▼▼▼

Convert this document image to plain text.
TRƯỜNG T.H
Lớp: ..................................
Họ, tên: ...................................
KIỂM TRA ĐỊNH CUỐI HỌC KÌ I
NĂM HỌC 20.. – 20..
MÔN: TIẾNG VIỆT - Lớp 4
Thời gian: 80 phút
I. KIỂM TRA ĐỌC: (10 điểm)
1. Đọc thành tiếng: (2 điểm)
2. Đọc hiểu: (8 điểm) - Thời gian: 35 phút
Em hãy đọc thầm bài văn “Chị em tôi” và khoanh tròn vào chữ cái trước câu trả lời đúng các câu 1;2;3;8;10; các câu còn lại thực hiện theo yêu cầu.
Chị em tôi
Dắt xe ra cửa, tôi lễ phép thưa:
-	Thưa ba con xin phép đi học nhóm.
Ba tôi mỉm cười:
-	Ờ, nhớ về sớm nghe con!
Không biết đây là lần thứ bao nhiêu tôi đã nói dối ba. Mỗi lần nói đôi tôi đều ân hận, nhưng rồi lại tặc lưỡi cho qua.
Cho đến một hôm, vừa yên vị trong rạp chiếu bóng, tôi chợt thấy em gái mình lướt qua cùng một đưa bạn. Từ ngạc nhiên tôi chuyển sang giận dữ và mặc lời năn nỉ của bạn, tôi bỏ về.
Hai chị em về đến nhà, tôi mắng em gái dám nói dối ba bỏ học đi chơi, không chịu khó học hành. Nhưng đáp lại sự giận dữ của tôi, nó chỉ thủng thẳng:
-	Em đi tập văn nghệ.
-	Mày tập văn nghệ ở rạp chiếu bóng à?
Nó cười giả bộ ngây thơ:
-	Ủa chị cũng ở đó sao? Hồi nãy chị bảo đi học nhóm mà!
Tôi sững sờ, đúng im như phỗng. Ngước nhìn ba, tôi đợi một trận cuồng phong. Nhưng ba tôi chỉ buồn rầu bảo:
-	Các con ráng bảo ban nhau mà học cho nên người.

▲▲▲

• _PROMPT_: Reproduce each entry from the records above, character for character.

• _SOLUTION TO THIS TASK_:
Convert this document image to plain text.
TRƯỜNG T.H
Lớp: ..................................
Họ, tên: ...................................
KIỂM TRA ĐỊNH CUỐI HỌC KÌ I
NĂM HỌC 20.. – 20..
MÔN: TIẾNG VIỆT - Lớp 4
Thời gian: 80 phút
I. KIỂM TRA ĐỌC: (10 điểm)
1. Đọc thành tiếng: (2 điểm)
2. Đọc hiểu: (8 điểm) - Thời gian: 35 phút
Em hãy đọc thầm bài văn “Chị em tôi” và khoanh tròn vào chữ cái trước câu trả lời đúng các câu 1;2;3;8;10; các câu còn lại thực hiện theo yêu cầu.
Chị em tôi
Dắt xe ra cửa, tôi lễ phép thưa:
-	Thưa ba con xin phép đi học nhóm.
Ba tôi mỉm cười:
-	Ờ, nhớ về sớm nghe con!
Không biết đây là lần thứ bao nhiêu tôi đã nói dối ba. Mỗi lần nói đôi tôi đều ân hận, nhưng rồi lại tặc lưỡi cho qua.
Cho đến một hôm, vừa yên vị trong rạp chiếu bóng, tôi chợt thấy em gái mình lướt qua cùng một đưa bạn. Từ ngạc nhiên tôi chuyển sang giận dữ và mặc lời năn nỉ của bạn, tôi bỏ về.
Hai chị em về đến nhà, tôi mắng em gái dám nói dối ba bỏ học đi chơi, không chịu khó học hành. Nhưng đáp lại sự giận dữ của tôi, nó chỉ thủng thẳng:
-	Em đi tập văn nghệ.
-	Mày tập văn nghệ ở rạp chiếu bóng à?
Nó cười giả bộ ngây thơ:
-	Ủa chị cũng ở đó sao? Hồi nãy chị bảo đi học nhóm mà!
Tôi sững sờ, đúng im như phỗng. Ngước nhìn ba, tôi đợi một trận cuồng phong. Nhưng ba tôi chỉ buồn rầu bảo:
-	Các con ráng bảo ban nhau mà học cho nên người.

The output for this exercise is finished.